[Stored data entries]
-- Start --

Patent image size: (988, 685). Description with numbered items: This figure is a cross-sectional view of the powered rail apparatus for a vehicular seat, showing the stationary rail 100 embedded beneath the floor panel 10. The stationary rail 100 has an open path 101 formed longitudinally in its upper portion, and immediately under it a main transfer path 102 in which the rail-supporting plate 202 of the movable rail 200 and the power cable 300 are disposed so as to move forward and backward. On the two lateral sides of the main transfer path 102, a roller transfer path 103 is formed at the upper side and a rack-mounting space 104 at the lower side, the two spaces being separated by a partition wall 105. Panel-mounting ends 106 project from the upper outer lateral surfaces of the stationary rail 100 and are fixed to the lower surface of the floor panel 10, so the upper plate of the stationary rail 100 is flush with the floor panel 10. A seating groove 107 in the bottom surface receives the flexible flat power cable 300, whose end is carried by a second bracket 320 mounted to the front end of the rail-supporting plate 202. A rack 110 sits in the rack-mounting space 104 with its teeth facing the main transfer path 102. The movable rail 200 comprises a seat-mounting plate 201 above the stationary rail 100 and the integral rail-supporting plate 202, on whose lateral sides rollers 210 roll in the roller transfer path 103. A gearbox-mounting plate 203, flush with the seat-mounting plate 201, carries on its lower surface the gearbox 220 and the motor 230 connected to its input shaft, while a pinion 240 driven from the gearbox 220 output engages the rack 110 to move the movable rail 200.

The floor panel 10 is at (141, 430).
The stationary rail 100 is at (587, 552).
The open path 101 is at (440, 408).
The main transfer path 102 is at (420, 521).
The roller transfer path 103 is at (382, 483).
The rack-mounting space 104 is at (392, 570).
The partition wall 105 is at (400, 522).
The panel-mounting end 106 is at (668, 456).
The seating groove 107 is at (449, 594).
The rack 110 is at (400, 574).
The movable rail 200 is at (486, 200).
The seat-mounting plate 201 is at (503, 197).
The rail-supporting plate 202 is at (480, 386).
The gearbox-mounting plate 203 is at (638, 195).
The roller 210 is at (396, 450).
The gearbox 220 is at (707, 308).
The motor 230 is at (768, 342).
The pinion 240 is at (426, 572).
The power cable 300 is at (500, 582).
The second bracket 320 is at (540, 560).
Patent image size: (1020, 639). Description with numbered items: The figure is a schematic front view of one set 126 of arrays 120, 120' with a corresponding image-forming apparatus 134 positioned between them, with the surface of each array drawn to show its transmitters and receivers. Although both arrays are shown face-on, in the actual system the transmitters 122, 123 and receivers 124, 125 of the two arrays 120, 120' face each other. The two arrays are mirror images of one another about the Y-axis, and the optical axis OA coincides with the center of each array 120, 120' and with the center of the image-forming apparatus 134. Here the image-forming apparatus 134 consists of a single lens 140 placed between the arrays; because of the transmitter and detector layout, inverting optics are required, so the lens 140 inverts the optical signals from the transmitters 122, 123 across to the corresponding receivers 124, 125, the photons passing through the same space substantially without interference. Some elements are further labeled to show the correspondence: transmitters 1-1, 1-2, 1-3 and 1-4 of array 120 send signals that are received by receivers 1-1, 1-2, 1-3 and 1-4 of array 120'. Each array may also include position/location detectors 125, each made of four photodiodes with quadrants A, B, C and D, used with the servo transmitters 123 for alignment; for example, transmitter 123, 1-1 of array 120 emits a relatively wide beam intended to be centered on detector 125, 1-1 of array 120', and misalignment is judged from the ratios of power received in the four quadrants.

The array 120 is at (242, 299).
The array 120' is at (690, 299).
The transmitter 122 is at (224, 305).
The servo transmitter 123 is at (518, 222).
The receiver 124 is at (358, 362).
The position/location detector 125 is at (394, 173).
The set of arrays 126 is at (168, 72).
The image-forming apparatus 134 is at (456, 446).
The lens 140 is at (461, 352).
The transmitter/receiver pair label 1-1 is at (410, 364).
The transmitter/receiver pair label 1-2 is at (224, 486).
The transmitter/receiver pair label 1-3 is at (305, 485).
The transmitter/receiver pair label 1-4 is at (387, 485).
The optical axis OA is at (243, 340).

-- End --

Lay out every line of the data above as a Markdown table with the columns "Row" and "Line," skipping the blank lines.

§ **Final answer**:
| Row | Line |
|---|---|
| 1 | Patent image size: (988, 685). Description with numbered items: This figure is a cross-sectional view of the powered rail apparatus for a vehicular seat, showing the stationary rail 100 embedded beneath the floor panel 10. The stationary rail 100 has an open path 101 formed longitudinally in its upper portion, and immediately under it a main transfer path 102 in which the rail-supporting plate 202 of the movable rail 200 and the power cable 300 are disposed so as to move forward and backward. On the two lateral sides of the main transfer path 102, a roller transfer path 103 is formed at the upper side and a rack-mounting space 104 at the lower side, the two spaces being separated by a partition wall 105. Panel-mounting ends 106 project from the upper outer lateral surfaces of the stationary rail 100 and are fixed to the lower surface of the floor panel 10, so the upper plate of the stationary rail 100 is flush with the floor panel 10. A seating groove 107 in the bottom surface receives the flexible flat power cable 300, whose end is carried by a second bracket 320 mounted to the front end of the rail-supporting plate 202. A rack 110 sits in the rack-mounting space 104 with its teeth facing the main transfer path 102. The movable rail 200 comprises a seat-mounting plate 201 above the stationary rail 100 and the integral rail-supporting plate 202, on whose lateral sides rollers 210 roll in the roller transfer path 103. A gearbox-mounting plate 203, flush with the seat-mounting plate 201, carries on its lower surface the gearbox 220 and the motor 230 connected to its input shaft, while a pinion 240 driven from the gearbox 220 output engages the rack 110 to move the movable rail 200. |
| 2 | The floor panel 10 is at (141, 430). |
| 3 | The stationary rail 100 is at (587, 552). |
| 4 | The open path 101 is at (440, 408). |
| 5 | The main transfer path 102 is at (420, 521). |
| 6 | The roller transfer path 103 is at (382, 483). |
| 7 | The rack-mounting space 104 is at (392, 570). |
| 8 | The partition wall 105 is at (400, 522). |
| 9 | The panel-mounting end 106 is at (668, 456). |
| 10 | The seating groove 107 is at (449, 594). |
| 11 | The rack 110 is at (400, 574). |
| 12 | The movable rail 200 is at (486, 200). |
| 13 | The seat-mounting plate 201 is at (503, 197). |
| 14 | The rail-supporting plate 202 is at (480, 386). |
| 15 | The gearbox-mounting plate 203 is at (638, 195). |
| 16 | The roller 210 is at (396, 450). |
| 17 | The gearbox 220 is at (707, 308). |
| 18 | The motor 230 is at (768, 342). |
| 19 | The pinion 240 is at (426, 572). |
| 20 | The power cable 300 is at (500, 582). |
| 21 | The second bracket 320 is at (540, 560). |
| 22 | Patent image size: (1020, 639). Description with numbered items: The figure is a schematic front view of one set 126 of arrays 120, 120' with a corresponding image-forming apparatus 134 positioned between them, with the surface of each array drawn to show its transmitters and receivers. Although both arrays are shown face-on, in the actual system the transmitters 122, 123 and receivers 124, 125 of the two arrays 120, 120' face each other. The two arrays are mirror images of one another about the Y-axis, and the optical axis OA coincides with the center of each array 120, 120' and with the center of the image-forming apparatus 134. Here the image-forming apparatus 134 consists of a single lens 140 placed between the arrays; because of the transmitter and detector layout, inverting optics are required, so the lens 140 inverts the optical signals from the transmitters 122, 123 across to the corresponding receivers 124, 125, the photons passing through the same space substantially without interference. Some elements are further labeled to show the correspondence: transmitters 1-1, 1-2, 1-3 and 1-4 of array 120 send signals that are received by receivers 1-1, 1-2, 1-3 and 1-4 of array 120'. Each array may also include position/location detectors 125, each made of four photodiodes with quadrants A, B, C and D, used with the servo transmitters 123 for alignment; for example, transmitter 123, 1-1 of array 120 emits a relatively wide beam intended to be centered on detector 125, 1-1 of array 120', and misalignment is judged from the ratios of power received in the four quadrants. |
| 23 | The array 120 is at (242, 299). |
| 24 | The array 120' is at (690, 299). |
| 25 | The transmitter 122 is at (224, 305). |
| 26 | The servo transmitter 123 is at (518, 222). |
| 27 | The receiver 124 is at (358, 362). |
| 28 | The position/location detector 125 is at (394, 173). |
| 29 | The set of arrays 126 is at (168, 72). |
| 30 | The image-forming apparatus 134 is at (456, 446). |
| 31 | The lens 140 is at (461, 352). |
| 32 | The transmitter/receiver pair label 1-1 is at (410, 364). |
| 33 | The transmitter/receiver pair label 1-2 is at (224, 486). |
| 34 | The transmitter/receiver pair label 1-3 is at (305, 485). |
| 35 | The transmitter/receiver pair label 1-4 is at (387, 485). |
| 36 | The optical axis OA is at (243, 340). |